Collected data entries:
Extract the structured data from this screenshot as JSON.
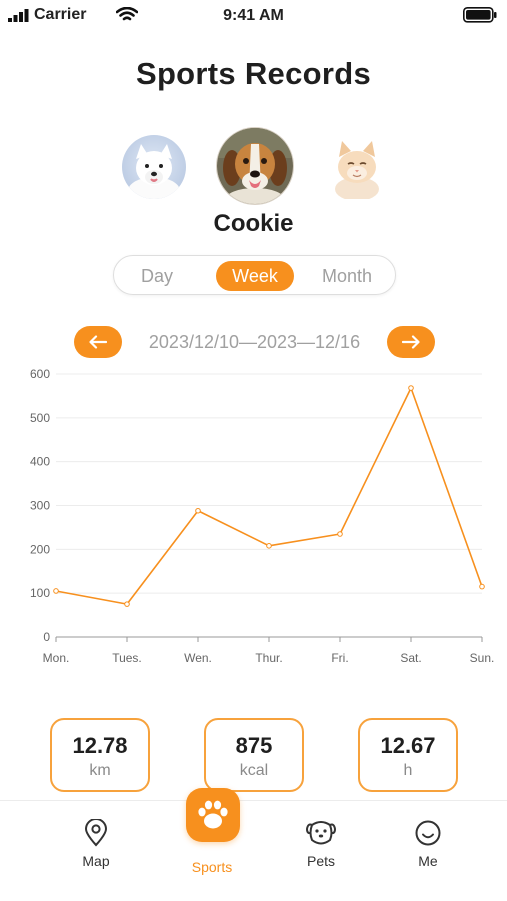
{
  "status_bar": {
    "carrier": "Carrier",
    "time": "9:41 AM"
  },
  "header": {
    "title": "Sports Records"
  },
  "pets": {
    "selected_name": "Cookie",
    "avatars": [
      {
        "name": "samoyed",
        "selected": false
      },
      {
        "name": "beagle",
        "selected": true
      },
      {
        "name": "cat",
        "selected": false
      }
    ]
  },
  "range_tabs": [
    {
      "label": "Day",
      "active": false
    },
    {
      "label": "Week",
      "active": true
    },
    {
      "label": "Month",
      "active": false
    }
  ],
  "date_nav": {
    "range": "2023/12/10—2023—12/16",
    "prev_icon": "←",
    "next_icon": "→"
  },
  "chart_data": {
    "type": "line",
    "categories": [
      "Mon.",
      "Tues.",
      "Wen.",
      "Thur.",
      "Fri.",
      "Sat.",
      "Sun."
    ],
    "series": [
      {
        "values": [
          105,
          75,
          288,
          208,
          235,
          568,
          115
        ]
      }
    ],
    "ylim": [
      0,
      600
    ],
    "yticks": [
      0,
      100,
      200,
      300,
      400,
      500,
      600
    ],
    "grid": true,
    "line_color": "#f7901e"
  },
  "stats": [
    {
      "value": "12.78",
      "unit": "km"
    },
    {
      "value": "875",
      "unit": "kcal"
    },
    {
      "value": "12.67",
      "unit": "h"
    }
  ],
  "tab_bar": {
    "items": [
      {
        "label": "Map",
        "icon": "map-pin-icon",
        "active": false
      },
      {
        "label": "Sports",
        "icon": "paw-icon",
        "active": true
      },
      {
        "label": "Pets",
        "icon": "dog-face-icon",
        "active": false
      },
      {
        "label": "Me",
        "icon": "smile-icon",
        "active": false
      }
    ]
  },
  "colors": {
    "accent": "#f7901e",
    "muted_text": "#a0a0a0"
  }
}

**SHORT TASK**:
Your copy of the data should match it exactly, except that pictures are left out.

**RESPONSE**:
Extract the structured data from this screenshot as JSON.
{
  "status_bar": {
    "carrier": "Carrier",
    "time": "9:41 AM"
  },
  "header": {
    "title": "Sports Records"
  },
  "pets": {
    "selected_name": "Cookie",
    "avatars": [
      {
        "name": "samoyed",
        "selected": false
      },
      {
        "name": "beagle",
        "selected": true
      },
      {
        "name": "cat",
        "selected": false
      }
    ]
  },
  "range_tabs": [
    {
      "label": "Day",
      "active": false
    },
    {
      "label": "Week",
      "active": true
    },
    {
      "label": "Month",
      "active": false
    }
  ],
  "date_nav": {
    "range": "2023/12/10—2023—12/16",
    "prev_icon": "←",
    "next_icon": "→"
  },
  "chart_data": {
    "type": "line",
    "categories": [
      "Mon.",
      "Tues.",
      "Wen.",
      "Thur.",
      "Fri.",
      "Sat.",
      "Sun."
    ],
    "series": [
      {
        "values": [
          105,
          75,
          288,
          208,
          235,
          568,
          115
        ]
      }
    ],
    "ylim": [
      0,
      600
    ],
    "yticks": [
      0,
      100,
      200,
      300,
      400,
      500,
      600
    ],
    "grid": true,
    "line_color": "#f7901e"
  },
  "stats": [
    {
      "value": "12.78",
      "unit": "km"
    },
    {
      "value": "875",
      "unit": "kcal"
    },
    {
      "value": "12.67",
      "unit": "h"
    }
  ],
  "tab_bar": {
    "items": [
      {
        "label": "Map",
        "icon": "map-pin-icon",
        "active": false
      },
      {
        "label": "Sports",
        "icon": "paw-icon",
        "active": true
      },
      {
        "label": "Pets",
        "icon": "dog-face-icon",
        "active": false
      },
      {
        "label": "Me",
        "icon": "smile-icon",
        "active": false
      }
    ]
  },
  "colors": {
    "accent": "#f7901e",
    "muted_text": "#a0a0a0"
  }
}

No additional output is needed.